▸ **Your goal**
Make an exact copy of the records, with the pictures left out.

+++ Available data +++

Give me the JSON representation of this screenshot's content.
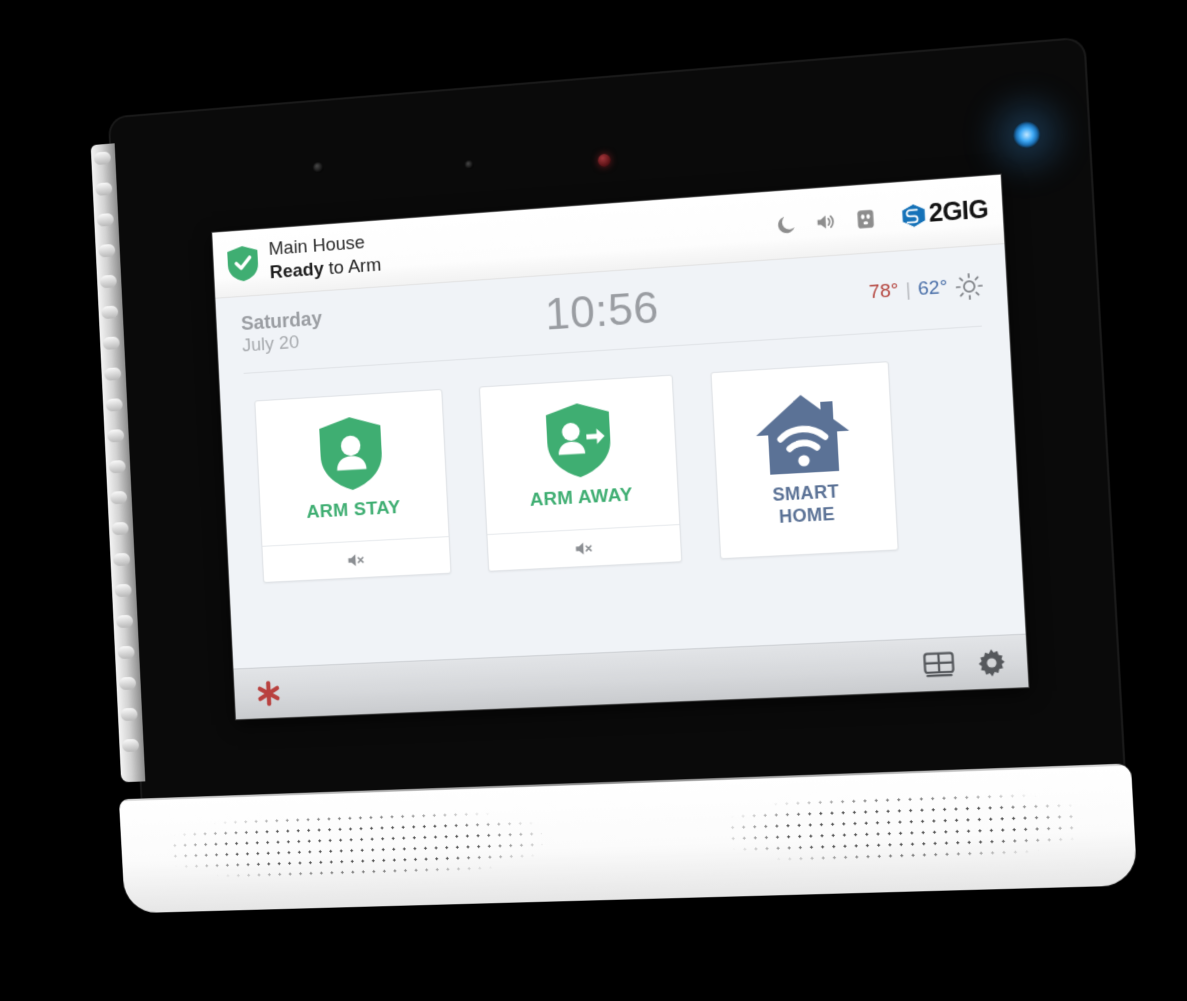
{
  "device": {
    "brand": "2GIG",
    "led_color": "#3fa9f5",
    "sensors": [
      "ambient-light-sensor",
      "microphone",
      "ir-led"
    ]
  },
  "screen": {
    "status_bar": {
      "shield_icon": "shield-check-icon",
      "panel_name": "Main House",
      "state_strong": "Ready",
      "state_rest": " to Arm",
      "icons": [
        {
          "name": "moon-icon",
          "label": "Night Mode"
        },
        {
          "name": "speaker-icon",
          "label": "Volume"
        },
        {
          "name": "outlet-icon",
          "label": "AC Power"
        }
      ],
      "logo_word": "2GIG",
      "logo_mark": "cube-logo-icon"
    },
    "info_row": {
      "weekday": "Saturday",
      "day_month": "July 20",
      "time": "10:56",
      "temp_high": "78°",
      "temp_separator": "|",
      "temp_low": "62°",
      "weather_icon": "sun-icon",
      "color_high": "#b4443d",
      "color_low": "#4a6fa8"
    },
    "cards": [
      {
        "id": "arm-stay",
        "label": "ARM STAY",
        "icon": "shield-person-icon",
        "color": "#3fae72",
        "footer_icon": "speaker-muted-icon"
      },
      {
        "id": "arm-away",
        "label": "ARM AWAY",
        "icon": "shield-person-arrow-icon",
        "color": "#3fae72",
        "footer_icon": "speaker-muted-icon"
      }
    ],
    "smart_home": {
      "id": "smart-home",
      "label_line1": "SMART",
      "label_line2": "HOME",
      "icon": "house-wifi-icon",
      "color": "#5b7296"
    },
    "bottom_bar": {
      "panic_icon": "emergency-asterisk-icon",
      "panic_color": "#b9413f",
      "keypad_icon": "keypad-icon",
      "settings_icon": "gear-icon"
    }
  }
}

+++

▸ **Expected answer**
Give me the JSON representation of this screenshot's content.
{
  "device": {
    "brand": "2GIG",
    "led_color": "#3fa9f5",
    "sensors": [
      "ambient-light-sensor",
      "microphone",
      "ir-led"
    ]
  },
  "screen": {
    "status_bar": {
      "shield_icon": "shield-check-icon",
      "panel_name": "Main House",
      "state_strong": "Ready",
      "state_rest": " to Arm",
      "icons": [
        {
          "name": "moon-icon",
          "label": "Night Mode"
        },
        {
          "name": "speaker-icon",
          "label": "Volume"
        },
        {
          "name": "outlet-icon",
          "label": "AC Power"
        }
      ],
      "logo_word": "2GIG",
      "logo_mark": "cube-logo-icon"
    },
    "info_row": {
      "weekday": "Saturday",
      "day_month": "July 20",
      "time": "10:56",
      "temp_high": "78°",
      "temp_separator": "|",
      "temp_low": "62°",
      "weather_icon": "sun-icon",
      "color_high": "#b4443d",
      "color_low": "#4a6fa8"
    },
    "cards": [
      {
        "id": "arm-stay",
        "label": "ARM STAY",
        "icon": "shield-person-icon",
        "color": "#3fae72",
        "footer_icon": "speaker-muted-icon"
      },
      {
        "id": "arm-away",
        "label": "ARM AWAY",
        "icon": "shield-person-arrow-icon",
        "color": "#3fae72",
        "footer_icon": "speaker-muted-icon"
      }
    ],
    "smart_home": {
      "id": "smart-home",
      "label_line1": "SMART",
      "label_line2": "HOME",
      "icon": "house-wifi-icon",
      "color": "#5b7296"
    },
    "bottom_bar": {
      "panic_icon": "emergency-asterisk-icon",
      "panic_color": "#b9413f",
      "keypad_icon": "keypad-icon",
      "settings_icon": "gear-icon"
    }
  }
}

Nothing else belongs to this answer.